#### [PROBLEM STATEMENT]
In the article on protecting construction businesses from cyber attacks, what does Scott Schober call the most effective counter to any ransomware demand?
===== ARTICLE
Tips for Protecting Your Construction Business from Cyber Attacks

Cybersecurity should be of utmost importance to the construction marketplace. Today, mobile platforms are very much integrated into how construction professionals perform jobs. At the same time, more and more connected technologies are present in the workplace and at the jobsite.

For construction, this technology is also becoming more integrated into heavy equipment as well, and this can impact the construction industry in a number of different ways, according to Matt Barrett, cybersecurity and privacy applications group leader, NIST’s Information Technology Laboratory.

“The simple act of charging your mobile phone using a nearby USB port could cause the equipment you are using to malfunction,” he explains. “If that happens at the wrong time, perhaps you have a safety issue, even loss of life. An equipment malfunction could also cause an interruption of construction activity and schedule. When you’ve got multiple trades dependent on the master schedule, there can be significant financial impacts from a simple and seemingly harmless act.”

With this in mind, he suggests it is really important to educate project teams on the possibilities so they know what to do and what not to do.

How Cybersecurity Impacts the Jobsite

For construction companies interested in learning more about how cybersecurity impacts the job there are a couple key steps that should be followed:

  1.        Address concerns.
  2.        Create a strategy for success for the business and workers.

In general, cybersecurity has become more complex, as malware attacks have continued to skyrocket, with ransomware leading the charge.

Scott Schober, president and CEO of Berkeley Varitronics Systems, explains that cybersecurity concerns have only increased and they will only continue. He attributes this is due to a number of factors.

He says, “Companies remain too complacent when it comes to routine data backup, which is the most effective counter to any ransomware demand. User behavior has not changed fast enough to keep pace with the onslaught of attacks. I witness cyber-complacency daily in organizations that feel it won’t happen to them, a dangerous stance that leads to lack of preparedness in security situations.”

cyber attack Preventing Cybersecurity Attacks

He points to the example of Turner Construction, which was the victim of a focused spear phishing attack that could’ve been easily prevented.

“When an employee unknowingly sent employee tax information to a hacker, confidential information including name, social security number, bank account information and login credentials were shared with criminals,” he explains.

He offers the following advice:       

       1.        Cyber awareness training for all employees.
       2.        Teaching good cyber-hygiene throughout an organization. This means training management as well as the office personnel all the way to the workers at the jobsite.
==========
===== MATERIAL SHOWN
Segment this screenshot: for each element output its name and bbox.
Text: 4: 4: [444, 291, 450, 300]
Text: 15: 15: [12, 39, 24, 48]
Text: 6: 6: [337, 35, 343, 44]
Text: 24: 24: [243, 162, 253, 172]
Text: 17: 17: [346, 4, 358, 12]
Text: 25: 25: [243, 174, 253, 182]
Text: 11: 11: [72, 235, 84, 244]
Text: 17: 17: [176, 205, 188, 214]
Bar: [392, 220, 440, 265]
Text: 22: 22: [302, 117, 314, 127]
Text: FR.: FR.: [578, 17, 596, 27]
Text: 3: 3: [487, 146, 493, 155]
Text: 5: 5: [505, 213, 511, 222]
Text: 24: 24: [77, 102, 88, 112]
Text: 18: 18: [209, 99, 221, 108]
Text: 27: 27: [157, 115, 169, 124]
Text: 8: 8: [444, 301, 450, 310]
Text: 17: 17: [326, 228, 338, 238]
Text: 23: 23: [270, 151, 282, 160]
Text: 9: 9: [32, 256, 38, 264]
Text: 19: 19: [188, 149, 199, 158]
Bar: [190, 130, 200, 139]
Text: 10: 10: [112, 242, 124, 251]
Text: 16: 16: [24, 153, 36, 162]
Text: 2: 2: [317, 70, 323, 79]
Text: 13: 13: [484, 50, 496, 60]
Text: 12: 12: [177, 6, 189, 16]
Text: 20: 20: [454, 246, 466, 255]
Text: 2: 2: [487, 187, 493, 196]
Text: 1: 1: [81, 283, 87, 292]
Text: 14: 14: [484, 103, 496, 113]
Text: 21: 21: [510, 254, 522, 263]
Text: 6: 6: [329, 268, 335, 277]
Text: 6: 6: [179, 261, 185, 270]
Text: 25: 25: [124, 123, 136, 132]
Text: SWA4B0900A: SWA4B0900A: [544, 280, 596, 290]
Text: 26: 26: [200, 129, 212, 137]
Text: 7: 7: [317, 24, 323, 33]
==========
#### [FINISHED EXERCISE]
Routine data backup.